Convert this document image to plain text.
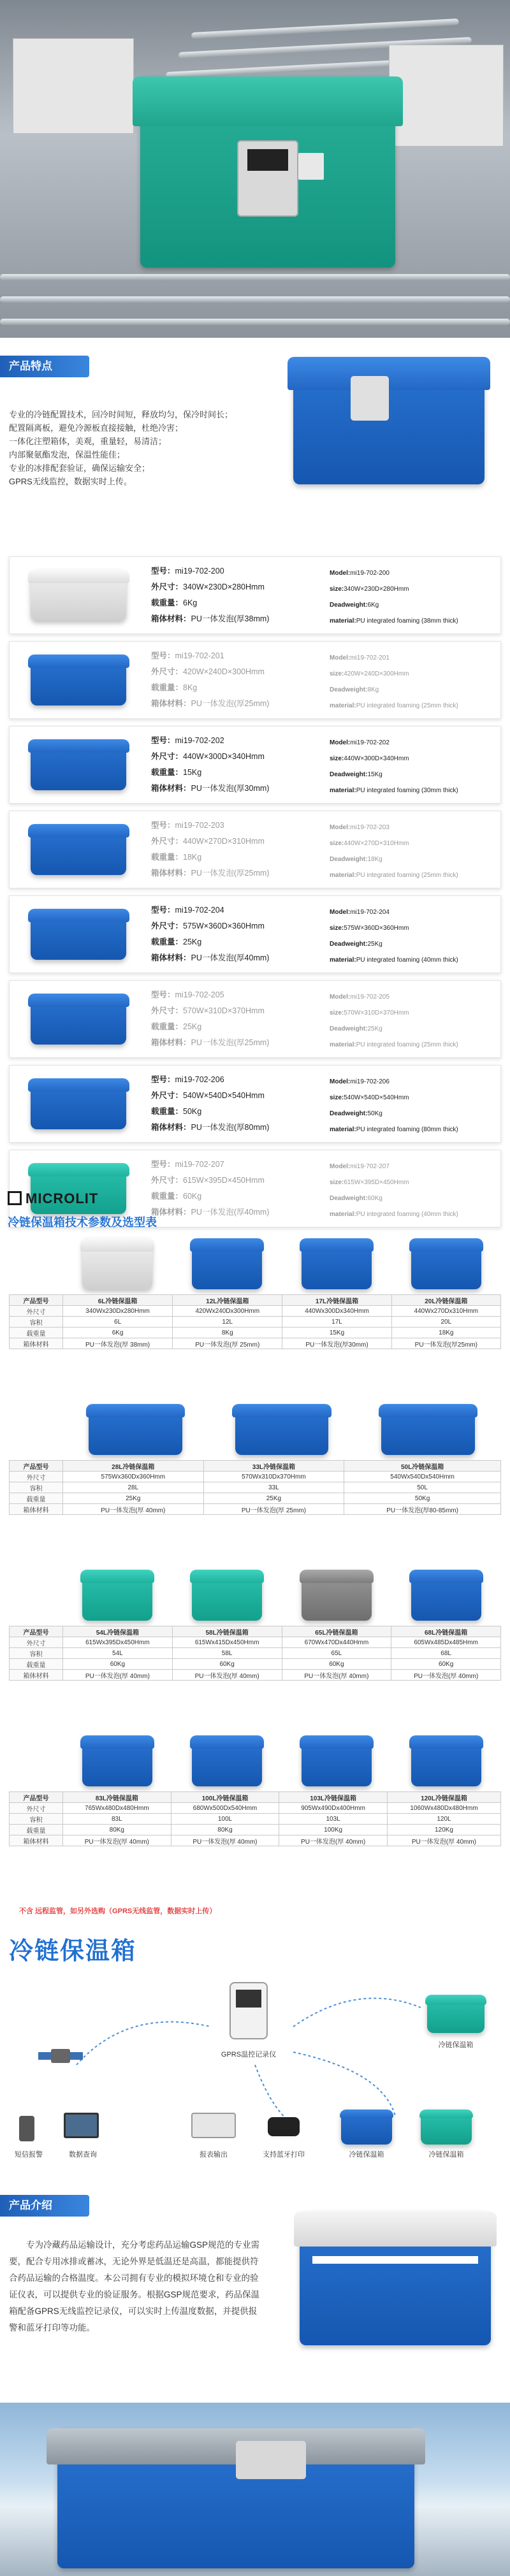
产品特点
专业的冷链配置技术，回冷时间短，释放均匀，保冷时间长；
配置隔离板，避免冷源板直接接触，杜绝冷害；
一体化注塑箱体，美观，重量轻，易清洁；
内部聚氨酯发泡，保温性能佳；
专业的冰排配套验证，确保运输安全；
GPRS无线监控，数据实时上传。
型号：mi19-702-200
外尺寸：340W×230D×280Hmm
载重量：6Kg
箱体材料：PU一体发泡(厚38mm)
Model:mi19-702-200
size:340W×230D×280Hmm
Deadweight:6Kg
material:PU integrated foaming (38mm thick)
型号：mi19-702-201
外尺寸：420W×240D×300Hmm
载重量：8Kg
箱体材料：PU一体发泡(厚25mm)
Model:mi19-702-201
size:420W×240D×300Hmm
Deadweight:8Kg
material:PU integrated foaming (25mm thick)
型号：mi19-702-202
外尺寸：440W×300D×340Hmm
载重量：15Kg
箱体材料：PU一体发泡(厚30mm)
Model:mi19-702-202
size:440W×300D×340Hmm
Deadweight:15Kg
material:PU integrated foaming (30mm thick)
型号：mi19-702-203
外尺寸：440W×270D×310Hmm
载重量：18Kg
箱体材料：PU一体发泡(厚25mm)
Model:mi19-702-203
size:440W×270D×310Hmm
Deadweight:18Kg
material:PU integrated foaming (25mm thick)
型号：mi19-702-204
外尺寸：575W×360D×360Hmm
载重量：25Kg
箱体材料：PU一体发泡(厚40mm)
Model:mi19-702-204
size:575W×360D×360Hmm
Deadweight:25Kg
material:PU integrated foaming (40mm thick)
型号：mi19-702-205
外尺寸：570W×310D×370Hmm
载重量：25Kg
箱体材料：PU一体发泡(厚25mm)
Model:mi19-702-205
size:570W×310D×370Hmm
Deadweight:25Kg
material:PU integrated foaming (25mm thick)
型号：mi19-702-206
外尺寸：540W×540D×540Hmm
载重量：50Kg
箱体材料：PU一体发泡(厚80mm)
Model:mi19-702-206
size:540W×540D×540Hmm
Deadweight:50Kg
material:PU integrated foaming (80mm thick)
型号：mi19-702-207
外尺寸：615W×395D×450Hmm
载重量：60Kg
箱体材料：PU一体发泡(厚40mm)
Model:mi19-702-207
size:615W×395D×450Hmm
Deadweight:60Kg
material:PU integrated foaming (40mm thick)
MICROLIT
冷链保温箱技术参数及选型表
产品型号	6L冷链保温箱	12L冷链保温箱	17L冷链保温箱	20L冷链保温箱
外尺寸	340Wx230Dx280Hmm	420Wx240Dx300Hmm	440Wx300Dx340Hmm	440Wx270Dx310Hmm
容积	6L	12L	17L	20L
载重量	6Kg	8Kg	15Kg	18Kg
箱体材料	PU一体发泡(厚 38mm)	PU一体发泡(厚 25mm)	PU一体发泡(厚30mm)	PU一体发泡(厚25mm)
产品型号	28L冷链保温箱	33L冷链保温箱	50L冷链保温箱
外尺寸	575Wx360Dx360Hmm	570Wx310Dx370Hmm	540Wx540Dx540Hmm
容积	28L	33L	50L
载重量	25Kg	25Kg	50Kg
箱体材料	PU一体发泡(厚 40mm)	PU一体发泡(厚 25mm)	PU一体发泡(厚80-85mm)
产品型号	54L冷链保温箱	58L冷链保温箱	65L冷链保温箱	68L冷链保温箱
外尺寸	615Wx395Dx450Hmm	615Wx415Dx450Hmm	670Wx470Dx440Hmm	605Wx485Dx485Hmm
容积	54L	58L	65L	68L
载重量	60Kg	60Kg	60Kg	60Kg
箱体材料	PU一体发泡(厚 40mm)	PU一体发泡(厚 40mm)	PU一体发泡(厚 40mm)	PU一体发泡(厚 40mm)
产品型号	83L冷链保温箱	100L冷链保温箱	103L冷链保温箱	120L冷链保温箱
外尺寸	765Wx480Dx480Hmm	680Wx500Dx540Hmm	905Wx490Dx400Hmm	1060Wx480Dx480Hmm
容积	83L	100L	103L	120L
载重量	80Kg	80Kg	100Kg	120Kg
箱体材料	PU一体发泡(厚 40mm)	PU一体发泡(厚 40mm)	PU一体发泡(厚 40mm)	PU一体发泡(厚 40mm)
不含 远程监管，如另外选购（GPRS无线监管，数据实时上传）
冷链保温箱
GPRS温控记录仪
冷链保温箱
短信报警	数据查询	报表输出	支持蓝牙打印	冷链保温箱	冷链保温箱
产品介绍
专为冷藏药品运输设计，充分考虑药品运输GSP规范的专业需要，配合专用冰排或蓄冰，无论外界是低温还是高温，都能提供符合药品运输的合格温度。本公司拥有专业的模拟环境仓和专业的验证仪表，可以提供专业的验证服务。根据GSP规范要求，药品保温箱配备GPRS无线监控记录仪，可以实时上传温度数据，并提供报警和蓝牙打印等功能。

TASK STATEMENT: Return the whole listing, word for word, and leave out every picture.

OUTPUT:
Convert this document image to plain text.
产品特点
专业的冷链配置技术，回冷时间短，释放均匀，保冷时间长；
配置隔离板，避免冷源板直接接触，杜绝冷害；
一体化注塑箱体，美观，重量轻，易清洁；
内部聚氨酯发泡，保温性能佳；
专业的冰排配套验证，确保运输安全；
GPRS无线监控，数据实时上传。
型号：mi19-702-200
外尺寸：340W×230D×280Hmm
载重量：6Kg
箱体材料：PU一体发泡(厚38mm)
Model:mi19-702-200
size:340W×230D×280Hmm
Deadweight:6Kg
material:PU integrated foaming (38mm thick)
型号：mi19-702-201
外尺寸：420W×240D×300Hmm
载重量：8Kg
箱体材料：PU一体发泡(厚25mm)
Model:mi19-702-201
size:420W×240D×300Hmm
Deadweight:8Kg
material:PU integrated foaming (25mm thick)
型号：mi19-702-202
外尺寸：440W×300D×340Hmm
载重量：15Kg
箱体材料：PU一体发泡(厚30mm)
Model:mi19-702-202
size:440W×300D×340Hmm
Deadweight:15Kg
material:PU integrated foaming (30mm thick)
型号：mi19-702-203
外尺寸：440W×270D×310Hmm
载重量：18Kg
箱体材料：PU一体发泡(厚25mm)
Model:mi19-702-203
size:440W×270D×310Hmm
Deadweight:18Kg
material:PU integrated foaming (25mm thick)
型号：mi19-702-204
外尺寸：575W×360D×360Hmm
载重量：25Kg
箱体材料：PU一体发泡(厚40mm)
Model:mi19-702-204
size:575W×360D×360Hmm
Deadweight:25Kg
material:PU integrated foaming (40mm thick)
型号：mi19-702-205
外尺寸：570W×310D×370Hmm
载重量：25Kg
箱体材料：PU一体发泡(厚25mm)
Model:mi19-702-205
size:570W×310D×370Hmm
Deadweight:25Kg
material:PU integrated foaming (25mm thick)
型号：mi19-702-206
外尺寸：540W×540D×540Hmm
载重量：50Kg
箱体材料：PU一体发泡(厚80mm)
Model:mi19-702-206
size:540W×540D×540Hmm
Deadweight:50Kg
material:PU integrated foaming (80mm thick)
型号：mi19-702-207
外尺寸：615W×395D×450Hmm
载重量：60Kg
箱体材料：PU一体发泡(厚40mm)
Model:mi19-702-207
size:615W×395D×450Hmm
Deadweight:60Kg
material:PU integrated foaming (40mm thick)
MICROLIT
冷链保温箱技术参数及选型表
产品型号	6L冷链保温箱	12L冷链保温箱	17L冷链保温箱	20L冷链保温箱
外尺寸	340Wx230Dx280Hmm	420Wx240Dx300Hmm	440Wx300Dx340Hmm	440Wx270Dx310Hmm
容积	6L	12L	17L	20L
载重量	6Kg	8Kg	15Kg	18Kg
箱体材料	PU一体发泡(厚 38mm)	PU一体发泡(厚 25mm)	PU一体发泡(厚30mm)	PU一体发泡(厚25mm)
产品型号	28L冷链保温箱	33L冷链保温箱	50L冷链保温箱
外尺寸	575Wx360Dx360Hmm	570Wx310Dx370Hmm	540Wx540Dx540Hmm
容积	28L	33L	50L
载重量	25Kg	25Kg	50Kg
箱体材料	PU一体发泡(厚 40mm)	PU一体发泡(厚 25mm)	PU一体发泡(厚80-85mm)
产品型号	54L冷链保温箱	58L冷链保温箱	65L冷链保温箱	68L冷链保温箱
外尺寸	615Wx395Dx450Hmm	615Wx415Dx450Hmm	670Wx470Dx440Hmm	605Wx485Dx485Hmm
容积	54L	58L	65L	68L
载重量	60Kg	60Kg	60Kg	60Kg
箱体材料	PU一体发泡(厚 40mm)	PU一体发泡(厚 40mm)	PU一体发泡(厚 40mm)	PU一体发泡(厚 40mm)
产品型号	83L冷链保温箱	100L冷链保温箱	103L冷链保温箱	120L冷链保温箱
外尺寸	765Wx480Dx480Hmm	680Wx500Dx540Hmm	905Wx490Dx400Hmm	1060Wx480Dx480Hmm
容积	83L	100L	103L	120L
载重量	80Kg	80Kg	100Kg	120Kg
箱体材料	PU一体发泡(厚 40mm)	PU一体发泡(厚 40mm)	PU一体发泡(厚 40mm)	PU一体发泡(厚 40mm)
不含 远程监管，如另外选购（GPRS无线监管，数据实时上传）
冷链保温箱
GPRS温控记录仪
冷链保温箱
短信报警	数据查询	报表输出	支持蓝牙打印	冷链保温箱	冷链保温箱
产品介绍
专为冷藏药品运输设计，充分考虑药品运输GSP规范的专业需要，配合专用冰排或蓄冰，无论外界是低温还是高温，都能提供符合药品运输的合格温度。本公司拥有专业的模拟环境仓和专业的验证仪表，可以提供专业的验证服务。根据GSP规范要求，药品保温箱配备GPRS无线监控记录仪，可以实时上传温度数据，并提供报警和蓝牙打印等功能。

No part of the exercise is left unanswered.